**** Input for this task
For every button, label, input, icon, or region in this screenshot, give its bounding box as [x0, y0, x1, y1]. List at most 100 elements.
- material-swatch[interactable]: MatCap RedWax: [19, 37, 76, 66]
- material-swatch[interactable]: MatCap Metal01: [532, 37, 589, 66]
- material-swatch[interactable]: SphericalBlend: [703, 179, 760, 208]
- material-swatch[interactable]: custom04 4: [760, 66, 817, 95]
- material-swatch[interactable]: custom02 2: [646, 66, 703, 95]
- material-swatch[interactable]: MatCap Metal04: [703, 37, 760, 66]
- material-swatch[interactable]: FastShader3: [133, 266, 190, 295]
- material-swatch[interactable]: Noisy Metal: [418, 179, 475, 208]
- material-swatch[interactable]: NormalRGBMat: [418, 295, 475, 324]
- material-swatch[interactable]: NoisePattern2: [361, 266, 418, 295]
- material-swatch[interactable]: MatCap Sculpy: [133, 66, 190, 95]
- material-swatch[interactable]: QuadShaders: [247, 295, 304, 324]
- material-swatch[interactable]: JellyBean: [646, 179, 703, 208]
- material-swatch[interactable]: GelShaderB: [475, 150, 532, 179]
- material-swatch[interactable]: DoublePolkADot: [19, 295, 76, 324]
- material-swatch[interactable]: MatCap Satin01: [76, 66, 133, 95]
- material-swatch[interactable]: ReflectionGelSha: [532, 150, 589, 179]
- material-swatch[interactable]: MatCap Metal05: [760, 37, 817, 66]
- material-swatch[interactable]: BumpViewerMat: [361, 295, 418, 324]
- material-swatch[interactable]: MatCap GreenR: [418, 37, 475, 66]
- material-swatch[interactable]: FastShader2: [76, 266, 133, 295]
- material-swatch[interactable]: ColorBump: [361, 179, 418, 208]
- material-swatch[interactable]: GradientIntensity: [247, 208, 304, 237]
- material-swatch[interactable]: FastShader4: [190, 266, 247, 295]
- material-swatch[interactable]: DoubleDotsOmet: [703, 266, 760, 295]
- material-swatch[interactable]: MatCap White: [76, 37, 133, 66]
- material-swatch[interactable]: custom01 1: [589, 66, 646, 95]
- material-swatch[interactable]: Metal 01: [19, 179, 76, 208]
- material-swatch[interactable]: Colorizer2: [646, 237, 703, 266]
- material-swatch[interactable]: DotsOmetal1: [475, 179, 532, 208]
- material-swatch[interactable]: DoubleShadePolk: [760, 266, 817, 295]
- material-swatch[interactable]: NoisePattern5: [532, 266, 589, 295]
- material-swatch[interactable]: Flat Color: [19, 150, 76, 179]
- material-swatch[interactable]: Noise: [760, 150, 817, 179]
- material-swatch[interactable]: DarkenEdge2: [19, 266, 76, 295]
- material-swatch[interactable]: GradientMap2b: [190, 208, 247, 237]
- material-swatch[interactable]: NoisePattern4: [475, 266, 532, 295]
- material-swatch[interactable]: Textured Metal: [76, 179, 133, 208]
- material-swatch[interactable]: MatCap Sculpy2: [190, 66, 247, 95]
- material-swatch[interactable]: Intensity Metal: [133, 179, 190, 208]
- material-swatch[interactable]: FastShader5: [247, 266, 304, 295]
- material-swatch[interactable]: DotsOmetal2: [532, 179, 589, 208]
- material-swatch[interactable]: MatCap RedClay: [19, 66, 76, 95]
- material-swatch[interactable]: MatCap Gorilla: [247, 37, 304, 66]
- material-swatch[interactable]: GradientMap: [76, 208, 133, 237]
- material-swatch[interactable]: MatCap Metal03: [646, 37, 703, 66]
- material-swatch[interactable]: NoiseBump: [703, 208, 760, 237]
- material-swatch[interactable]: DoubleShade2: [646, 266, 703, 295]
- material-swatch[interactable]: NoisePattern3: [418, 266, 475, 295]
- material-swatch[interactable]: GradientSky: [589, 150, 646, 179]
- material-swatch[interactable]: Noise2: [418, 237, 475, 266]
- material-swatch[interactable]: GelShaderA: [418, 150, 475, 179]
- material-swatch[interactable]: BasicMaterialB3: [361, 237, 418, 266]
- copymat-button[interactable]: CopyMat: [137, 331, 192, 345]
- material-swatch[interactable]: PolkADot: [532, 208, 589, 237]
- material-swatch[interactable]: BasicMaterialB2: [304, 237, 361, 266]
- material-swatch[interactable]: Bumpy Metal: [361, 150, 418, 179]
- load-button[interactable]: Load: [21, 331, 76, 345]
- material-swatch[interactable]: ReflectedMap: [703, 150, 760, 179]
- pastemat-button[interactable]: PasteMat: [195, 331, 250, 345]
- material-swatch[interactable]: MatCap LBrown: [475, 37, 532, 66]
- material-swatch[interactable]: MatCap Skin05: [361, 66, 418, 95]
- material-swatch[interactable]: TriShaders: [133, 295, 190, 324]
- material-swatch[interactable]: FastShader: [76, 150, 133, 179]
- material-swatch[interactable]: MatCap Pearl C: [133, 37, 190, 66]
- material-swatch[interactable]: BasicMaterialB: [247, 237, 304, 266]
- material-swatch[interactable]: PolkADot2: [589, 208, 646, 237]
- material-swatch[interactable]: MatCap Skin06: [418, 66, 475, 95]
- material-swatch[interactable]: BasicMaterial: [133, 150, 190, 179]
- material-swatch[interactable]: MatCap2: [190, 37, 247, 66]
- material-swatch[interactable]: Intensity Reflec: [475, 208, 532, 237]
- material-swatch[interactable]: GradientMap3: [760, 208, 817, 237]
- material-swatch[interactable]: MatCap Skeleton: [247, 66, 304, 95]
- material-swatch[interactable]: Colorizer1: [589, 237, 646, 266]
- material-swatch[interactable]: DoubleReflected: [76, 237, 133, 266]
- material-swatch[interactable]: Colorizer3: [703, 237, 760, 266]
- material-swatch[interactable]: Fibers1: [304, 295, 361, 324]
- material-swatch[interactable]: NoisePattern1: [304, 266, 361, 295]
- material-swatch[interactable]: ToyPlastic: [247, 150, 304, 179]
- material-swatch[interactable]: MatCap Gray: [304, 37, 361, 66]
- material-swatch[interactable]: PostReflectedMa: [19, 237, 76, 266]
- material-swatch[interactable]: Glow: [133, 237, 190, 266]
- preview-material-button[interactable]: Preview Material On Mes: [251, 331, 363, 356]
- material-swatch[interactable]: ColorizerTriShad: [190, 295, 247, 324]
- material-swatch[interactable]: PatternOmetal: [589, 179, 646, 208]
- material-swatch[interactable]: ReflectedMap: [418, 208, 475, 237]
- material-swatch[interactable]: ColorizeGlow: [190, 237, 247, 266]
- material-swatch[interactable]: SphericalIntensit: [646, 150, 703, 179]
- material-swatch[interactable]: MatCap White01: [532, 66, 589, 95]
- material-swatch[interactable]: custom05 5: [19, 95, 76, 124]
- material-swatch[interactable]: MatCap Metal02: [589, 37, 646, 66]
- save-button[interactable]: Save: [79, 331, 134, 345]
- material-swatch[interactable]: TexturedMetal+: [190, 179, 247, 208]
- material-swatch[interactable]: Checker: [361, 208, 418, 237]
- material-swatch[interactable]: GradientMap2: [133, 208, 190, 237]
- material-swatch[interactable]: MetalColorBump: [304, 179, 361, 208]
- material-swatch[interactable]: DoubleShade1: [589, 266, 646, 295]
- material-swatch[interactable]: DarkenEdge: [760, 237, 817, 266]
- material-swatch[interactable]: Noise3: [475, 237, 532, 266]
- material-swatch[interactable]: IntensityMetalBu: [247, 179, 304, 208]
********
* To do *
Copy the listing above line for line, with no changes.

* Solution below *
For every button, label, input, icon, or region in this screenshot, give its bounding box as [x0, y0, x1, y1]. List at most 100 elements.
- material-swatch[interactable]: MatCap RedWax: [19, 37, 76, 66]
- material-swatch[interactable]: MatCap Metal01: [532, 37, 589, 66]
- material-swatch[interactable]: SphericalBlend: [703, 179, 760, 208]
- material-swatch[interactable]: custom04 4: [760, 66, 817, 95]
- material-swatch[interactable]: custom02 2: [646, 66, 703, 95]
- material-swatch[interactable]: MatCap Metal04: [703, 37, 760, 66]
- material-swatch[interactable]: FastShader3: [133, 266, 190, 295]
- material-swatch[interactable]: Noisy Metal: [418, 179, 475, 208]
- material-swatch[interactable]: NormalRGBMat: [418, 295, 475, 324]
- material-swatch[interactable]: NoisePattern2: [361, 266, 418, 295]
- material-swatch[interactable]: MatCap Sculpy: [133, 66, 190, 95]
- material-swatch[interactable]: QuadShaders: [247, 295, 304, 324]
- material-swatch[interactable]: JellyBean: [646, 179, 703, 208]
- material-swatch[interactable]: GelShaderB: [475, 150, 532, 179]
- material-swatch[interactable]: DoublePolkADot: [19, 295, 76, 324]
- material-swatch[interactable]: MatCap Satin01: [76, 66, 133, 95]
- material-swatch[interactable]: ReflectionGelSha: [532, 150, 589, 179]
- material-swatch[interactable]: MatCap Metal05: [760, 37, 817, 66]
- material-swatch[interactable]: BumpViewerMat: [361, 295, 418, 324]
- material-swatch[interactable]: MatCap GreenR: [418, 37, 475, 66]
- material-swatch[interactable]: FastShader2: [76, 266, 133, 295]
- material-swatch[interactable]: ColorBump: [361, 179, 418, 208]
- material-swatch[interactable]: GradientIntensity: [247, 208, 304, 237]
- material-swatch[interactable]: FastShader4: [190, 266, 247, 295]
- material-swatch[interactable]: DoubleDotsOmet: [703, 266, 760, 295]
- material-swatch[interactable]: MatCap White: [76, 37, 133, 66]
- material-swatch[interactable]: custom01 1: [589, 66, 646, 95]
- material-swatch[interactable]: Metal 01: [19, 179, 76, 208]
- material-swatch[interactable]: Colorizer2: [646, 237, 703, 266]
- material-swatch[interactable]: DotsOmetal1: [475, 179, 532, 208]
- material-swatch[interactable]: DoubleShadePolk: [760, 266, 817, 295]
- material-swatch[interactable]: NoisePattern5: [532, 266, 589, 295]
- material-swatch[interactable]: Flat Color: [19, 150, 76, 179]
- material-swatch[interactable]: Noise: [760, 150, 817, 179]
- material-swatch[interactable]: DarkenEdge2: [19, 266, 76, 295]
- material-swatch[interactable]: GradientMap2b: [190, 208, 247, 237]
- material-swatch[interactable]: NoisePattern4: [475, 266, 532, 295]
- material-swatch[interactable]: Textured Metal: [76, 179, 133, 208]
- material-swatch[interactable]: MatCap Sculpy2: [190, 66, 247, 95]
- material-swatch[interactable]: Intensity Metal: [133, 179, 190, 208]
- material-swatch[interactable]: FastShader5: [247, 266, 304, 295]
- material-swatch[interactable]: DotsOmetal2: [532, 179, 589, 208]
- material-swatch[interactable]: MatCap RedClay: [19, 66, 76, 95]
- material-swatch[interactable]: MatCap Gorilla: [247, 37, 304, 66]
- material-swatch[interactable]: GradientMap: [76, 208, 133, 237]
- material-swatch[interactable]: MatCap Metal03: [646, 37, 703, 66]
- material-swatch[interactable]: NoiseBump: [703, 208, 760, 237]
- material-swatch[interactable]: DoubleShade2: [646, 266, 703, 295]
- material-swatch[interactable]: NoisePattern3: [418, 266, 475, 295]
- material-swatch[interactable]: GradientSky: [589, 150, 646, 179]
- material-swatch[interactable]: Noise2: [418, 237, 475, 266]
- material-swatch[interactable]: GelShaderA: [418, 150, 475, 179]
- material-swatch[interactable]: BasicMaterialB3: [361, 237, 418, 266]
- copymat-button[interactable]: CopyMat: [137, 331, 192, 345]
- material-swatch[interactable]: PolkADot: [532, 208, 589, 237]
- material-swatch[interactable]: BasicMaterialB2: [304, 237, 361, 266]
- material-swatch[interactable]: Bumpy Metal: [361, 150, 418, 179]
- load-button[interactable]: Load: [21, 331, 76, 345]
- material-swatch[interactable]: ReflectedMap: [703, 150, 760, 179]
- pastemat-button[interactable]: PasteMat: [195, 331, 250, 345]
- material-swatch[interactable]: MatCap LBrown: [475, 37, 532, 66]
- material-swatch[interactable]: MatCap Skin05: [361, 66, 418, 95]
- material-swatch[interactable]: TriShaders: [133, 295, 190, 324]
- material-swatch[interactable]: FastShader: [76, 150, 133, 179]
- material-swatch[interactable]: MatCap Pearl C: [133, 37, 190, 66]
- material-swatch[interactable]: BasicMaterialB: [247, 237, 304, 266]
- material-swatch[interactable]: PolkADot2: [589, 208, 646, 237]
- material-swatch[interactable]: MatCap Skin06: [418, 66, 475, 95]
- material-swatch[interactable]: BasicMaterial: [133, 150, 190, 179]
- material-swatch[interactable]: MatCap2: [190, 37, 247, 66]
- material-swatch[interactable]: Intensity Reflec: [475, 208, 532, 237]
- material-swatch[interactable]: GradientMap3: [760, 208, 817, 237]
- material-swatch[interactable]: MatCap Skeleton: [247, 66, 304, 95]
- material-swatch[interactable]: Colorizer1: [589, 237, 646, 266]
- material-swatch[interactable]: DoubleReflected: [76, 237, 133, 266]
- material-swatch[interactable]: Colorizer3: [703, 237, 760, 266]
- material-swatch[interactable]: Fibers1: [304, 295, 361, 324]
- material-swatch[interactable]: NoisePattern1: [304, 266, 361, 295]
- material-swatch[interactable]: ToyPlastic: [247, 150, 304, 179]
- material-swatch[interactable]: MatCap Gray: [304, 37, 361, 66]
- material-swatch[interactable]: PostReflectedMa: [19, 237, 76, 266]
- material-swatch[interactable]: Glow: [133, 237, 190, 266]
- preview-material-button[interactable]: Preview Material On Mes: [251, 331, 363, 356]
- material-swatch[interactable]: ColorizerTriShad: [190, 295, 247, 324]
- material-swatch[interactable]: PatternOmetal: [589, 179, 646, 208]
- material-swatch[interactable]: ReflectedMap: [418, 208, 475, 237]
- material-swatch[interactable]: ColorizeGlow: [190, 237, 247, 266]
- material-swatch[interactable]: SphericalIntensit: [646, 150, 703, 179]
- material-swatch[interactable]: MatCap White01: [532, 66, 589, 95]
- material-swatch[interactable]: custom05 5: [19, 95, 76, 124]
- material-swatch[interactable]: MatCap Metal02: [589, 37, 646, 66]
- save-button[interactable]: Save: [79, 331, 134, 345]
- material-swatch[interactable]: TexturedMetal+: [190, 179, 247, 208]
- material-swatch[interactable]: Checker: [361, 208, 418, 237]
- material-swatch[interactable]: GradientMap2: [133, 208, 190, 237]
- material-swatch[interactable]: MetalColorBump: [304, 179, 361, 208]
- material-swatch[interactable]: DoubleShade1: [589, 266, 646, 295]
- material-swatch[interactable]: DarkenEdge: [760, 237, 817, 266]
- material-swatch[interactable]: Noise3: [475, 237, 532, 266]
- material-swatch[interactable]: IntensityMetalBu: [247, 179, 304, 208]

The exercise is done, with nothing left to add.